> _DATA TO USE_:
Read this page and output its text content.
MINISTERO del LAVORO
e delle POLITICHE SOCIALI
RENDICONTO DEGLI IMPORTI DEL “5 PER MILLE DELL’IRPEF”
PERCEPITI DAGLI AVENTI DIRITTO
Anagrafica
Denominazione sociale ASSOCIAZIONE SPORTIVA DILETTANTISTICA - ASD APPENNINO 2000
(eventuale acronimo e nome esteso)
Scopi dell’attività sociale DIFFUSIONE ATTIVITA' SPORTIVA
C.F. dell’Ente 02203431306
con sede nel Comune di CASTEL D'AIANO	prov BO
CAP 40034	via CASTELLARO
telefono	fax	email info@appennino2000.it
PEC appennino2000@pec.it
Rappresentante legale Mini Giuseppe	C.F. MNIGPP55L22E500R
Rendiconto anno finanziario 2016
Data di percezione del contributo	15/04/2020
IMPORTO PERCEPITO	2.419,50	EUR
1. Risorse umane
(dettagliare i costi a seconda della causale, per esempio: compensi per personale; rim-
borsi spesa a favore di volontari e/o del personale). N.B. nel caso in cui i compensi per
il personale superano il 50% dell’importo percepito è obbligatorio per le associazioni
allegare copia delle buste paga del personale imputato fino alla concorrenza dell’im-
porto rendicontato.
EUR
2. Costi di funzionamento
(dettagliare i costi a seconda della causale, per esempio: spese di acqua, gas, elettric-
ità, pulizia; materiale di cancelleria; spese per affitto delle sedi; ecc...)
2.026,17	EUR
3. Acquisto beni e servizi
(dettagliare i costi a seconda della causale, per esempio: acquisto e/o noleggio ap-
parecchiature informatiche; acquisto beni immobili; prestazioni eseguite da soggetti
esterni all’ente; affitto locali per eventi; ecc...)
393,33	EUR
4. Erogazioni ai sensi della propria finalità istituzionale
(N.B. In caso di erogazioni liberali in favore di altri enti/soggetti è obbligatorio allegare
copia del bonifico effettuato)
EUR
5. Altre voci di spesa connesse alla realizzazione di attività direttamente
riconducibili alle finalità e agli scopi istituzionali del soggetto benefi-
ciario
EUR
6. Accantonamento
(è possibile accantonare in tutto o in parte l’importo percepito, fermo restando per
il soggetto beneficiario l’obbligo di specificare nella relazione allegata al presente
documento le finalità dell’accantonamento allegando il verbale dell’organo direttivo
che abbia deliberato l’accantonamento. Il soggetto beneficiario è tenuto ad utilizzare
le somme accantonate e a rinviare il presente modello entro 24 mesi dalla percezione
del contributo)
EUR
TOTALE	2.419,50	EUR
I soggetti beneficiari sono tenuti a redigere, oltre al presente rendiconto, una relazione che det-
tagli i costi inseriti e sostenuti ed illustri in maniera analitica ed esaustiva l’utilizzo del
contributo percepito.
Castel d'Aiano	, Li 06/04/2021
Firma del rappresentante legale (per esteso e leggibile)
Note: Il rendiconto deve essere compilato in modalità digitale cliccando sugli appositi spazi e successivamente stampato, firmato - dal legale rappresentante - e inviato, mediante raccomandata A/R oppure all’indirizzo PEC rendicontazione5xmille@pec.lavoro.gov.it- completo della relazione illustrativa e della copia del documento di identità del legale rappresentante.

> _TASK DESCRIPTION_: Report all lines of the data that include the word "seconda".

> _TASK SOLUTION_:
(dettagliare i costi a seconda della causale, per esempio: compensi per personale; rim-
(dettagliare i costi a seconda della causale, per esempio: spese di acqua, gas, elettric-
(dettagliare i costi a seconda della causale, per esempio: acquisto e/o noleggio ap-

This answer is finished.